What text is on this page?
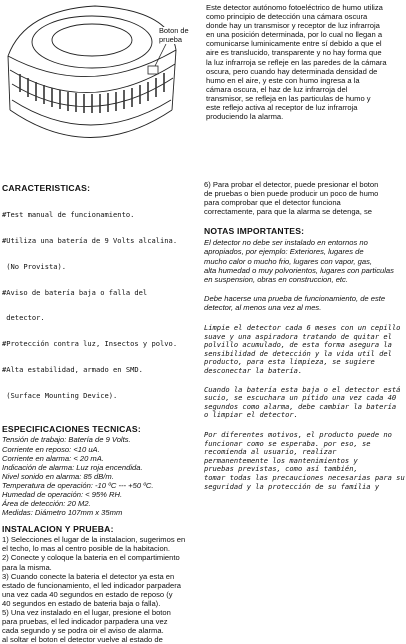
Boton de prueba
Este detector autónomo fotoeléctrico de humo utiliza
como principio de detección una cámara oscura
donde hay un transmisor y receptor de luz infrarroja
en una posición determinada, por lo cual no llegan a
comunicarse luminicamente entre sí debido a que el
aire es translucido, transparente y no hay forma que
la luz infrarroja se refleje en las paredes de la cámara
oscura, pero cuando hay determinada densidad de
humo en el aire, y este con humo ingresa a la
cámara oscura, el haz de luz infrarroja del
transmisor, se refleja en las particulas de humo y
este reflejo activa al receptor de luz infrarroja
produciendo la alarma.
CARACTERISTICAS:

#Test manual de funcionamiento.

#Utiliza una batería de 9 Volts alcalina.

(No Provista).

#Aviso de batería baja o falla del

detector.

#Protección contra luz, Insectos y polvo.

#Alta estabilidad, armado en SMD.

(Surface Mounting Device).

ESPECIFICACIONES TECNICAS:
Tensión de trabajo: Batería de 9 Volts.
Corriente en reposo: <10 uA.
Corriente en alarma: < 20 mA.
Indicación de alarma: Luz roja encendida.
Nivel sonido en alarma: 85 dB/m.
Temperatura de operación: -10 ºC --- +50 ºC.
Humedad de operación: < 95% RH.
Área de detección: 20 M2.
Medidas: Diámetro 107mm x 35mm
INSTALACION Y PRUEBA:
1) Selecciones el lugar de la instalacion, sugerimos en
el techo, lo mas al centro posible de la habitacion.
2) Conecte y coloque la bateria en el compartimiento
para la misma.
3) Cuando conecte la bateria el detector ya esta en
estado de funcionamiento, el led indicador parpadera
una vez cada 40 segundos en estado de reposo (y
40 segundos en estado de bateria baja o falla).
5) Una vez instalado en el lugar, presione el boton
para pruebas, el led indicador parpadera una vez
cada segundo y se podra oir el aviso de alarma.
al soltar el boton el detector vuelve al estado de
6) Para probar el detector, puede presionar el boton
de pruebas o bien puede producir un poco de humo
para comprobar que el detector funciona
correctamente, para que la alarma se detenga, se
NOTAS IMPORTANTES:
El detector no debe ser instalado en entornos no
apropiados, por ejemplo: Exteriores, lugares de
mucho calor o mucho frio, lugares con vapor, gas,
alta humedad o muy polvorientos, lugares con particulas
en suspension, obras en construccion, etc.
Debe hacerse una prueba de funcionamiento, de este
detector, al menos una vez al mes.
Limpie el detector cada 6 meses con un cepillo
suave y una aspiradora tratando de quitar el
polvillo acumulado, de esta forma asegura la
sensibilidad de detección y la vida util del
producto, para esta limpieza, se sugiere
desconectar la batería.
Cuando la batería esta baja o el detector está
sucio, se escuchara un pitido una vez cada 40
segundos como alarma, debe cambiar la batería
o limpiar el detector.
Por diferentes motivos, el producto puede no
funcionar como se esperaba. por eso, se
recomienda al usuario, realizar
permanentemente los mantenimientos y
pruebas previstas, como así también,
tomar todas las precauciones necesarias para su
seguridad y la protección de su familia y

:: Instructions to follow ::
Pull out every line above that holds the word "falla".

:: Task response ::
#Aviso de batería baja o falla del
40 segundos en estado de bateria baja o falla).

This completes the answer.